MATERIAL FOR THIS TASK
● ● ● ● ●

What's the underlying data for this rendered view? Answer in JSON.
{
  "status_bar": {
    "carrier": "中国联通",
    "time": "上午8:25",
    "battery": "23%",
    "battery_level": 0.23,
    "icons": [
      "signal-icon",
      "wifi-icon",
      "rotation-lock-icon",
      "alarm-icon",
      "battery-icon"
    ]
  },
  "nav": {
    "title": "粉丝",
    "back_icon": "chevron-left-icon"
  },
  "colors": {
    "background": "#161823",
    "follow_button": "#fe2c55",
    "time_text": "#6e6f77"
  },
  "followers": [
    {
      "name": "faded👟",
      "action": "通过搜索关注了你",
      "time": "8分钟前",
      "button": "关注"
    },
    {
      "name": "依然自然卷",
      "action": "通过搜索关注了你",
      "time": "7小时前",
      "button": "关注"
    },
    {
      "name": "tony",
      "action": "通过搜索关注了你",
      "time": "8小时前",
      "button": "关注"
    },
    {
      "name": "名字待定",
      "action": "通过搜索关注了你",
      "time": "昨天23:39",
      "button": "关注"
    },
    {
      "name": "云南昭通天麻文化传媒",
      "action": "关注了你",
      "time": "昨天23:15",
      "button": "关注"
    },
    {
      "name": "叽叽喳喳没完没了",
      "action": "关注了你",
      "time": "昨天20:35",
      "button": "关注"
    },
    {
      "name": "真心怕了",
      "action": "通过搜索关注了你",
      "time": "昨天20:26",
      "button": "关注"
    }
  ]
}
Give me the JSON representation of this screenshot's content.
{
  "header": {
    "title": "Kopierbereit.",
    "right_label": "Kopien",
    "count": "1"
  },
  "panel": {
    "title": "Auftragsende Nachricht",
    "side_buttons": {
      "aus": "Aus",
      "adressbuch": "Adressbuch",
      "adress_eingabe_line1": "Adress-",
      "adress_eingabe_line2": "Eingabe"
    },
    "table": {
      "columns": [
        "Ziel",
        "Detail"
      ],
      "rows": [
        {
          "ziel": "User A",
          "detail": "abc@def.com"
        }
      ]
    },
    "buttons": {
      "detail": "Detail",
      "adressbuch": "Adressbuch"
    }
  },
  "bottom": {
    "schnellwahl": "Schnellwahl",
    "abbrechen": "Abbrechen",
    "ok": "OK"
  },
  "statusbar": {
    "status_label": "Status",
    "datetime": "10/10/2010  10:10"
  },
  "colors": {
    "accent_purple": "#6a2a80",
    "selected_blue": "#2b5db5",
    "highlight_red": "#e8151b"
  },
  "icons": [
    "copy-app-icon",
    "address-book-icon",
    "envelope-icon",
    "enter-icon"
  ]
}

● ● ● ● ●

Send back each record exactly as it stands.

EXERCISE OUTPUT
What's the underlying data for this rendered view? Answer in JSON.
{
  "status_bar": {
    "carrier": "中国联通",
    "time": "上午8:25",
    "battery": "23%",
    "battery_level": 0.23,
    "icons": [
      "signal-icon",
      "wifi-icon",
      "rotation-lock-icon",
      "alarm-icon",
      "battery-icon"
    ]
  },
  "nav": {
    "title": "粉丝",
    "back_icon": "chevron-left-icon"
  },
  "colors": {
    "background": "#161823",
    "follow_button": "#fe2c55",
    "time_text": "#6e6f77"
  },
  "followers": [
    {
      "name": "faded👟",
      "action": "通过搜索关注了你",
      "time": "8分钟前",
      "button": "关注"
    },
    {
      "name": "依然自然卷",
      "action": "通过搜索关注了你",
      "time": "7小时前",
      "button": "关注"
    },
    {
      "name": "tony",
      "action": "通过搜索关注了你",
      "time": "8小时前",
      "button": "关注"
    },
    {
      "name": "名字待定",
      "action": "通过搜索关注了你",
      "time": "昨天23:39",
      "button": "关注"
    },
    {
      "name": "云南昭通天麻文化传媒",
      "action": "关注了你",
      "time": "昨天23:15",
      "button": "关注"
    },
    {
      "name": "叽叽喳喳没完没了",
      "action": "关注了你",
      "time": "昨天20:35",
      "button": "关注"
    },
    {
      "name": "真心怕了",
      "action": "通过搜索关注了你",
      "time": "昨天20:26",
      "button": "关注"
    }
  ]
}
Give me the JSON representation of this screenshot's content.
{
  "header": {
    "title": "Kopierbereit.",
    "right_label": "Kopien",
    "count": "1"
  },
  "panel": {
    "title": "Auftragsende Nachricht",
    "side_buttons": {
      "aus": "Aus",
      "adressbuch": "Adressbuch",
      "adress_eingabe_line1": "Adress-",
      "adress_eingabe_line2": "Eingabe"
    },
    "table": {
      "columns": [
        "Ziel",
        "Detail"
      ],
      "rows": [
        {
          "ziel": "User A",
          "detail": "abc@def.com"
        }
      ]
    },
    "buttons": {
      "detail": "Detail",
      "adressbuch": "Adressbuch"
    }
  },
  "bottom": {
    "schnellwahl": "Schnellwahl",
    "abbrechen": "Abbrechen",
    "ok": "OK"
  },
  "statusbar": {
    "status_label": "Status",
    "datetime": "10/10/2010  10:10"
  },
  "colors": {
    "accent_purple": "#6a2a80",
    "selected_blue": "#2b5db5",
    "highlight_red": "#e8151b"
  },
  "icons": [
    "copy-app-icon",
    "address-book-icon",
    "envelope-icon",
    "enter-icon"
  ]
}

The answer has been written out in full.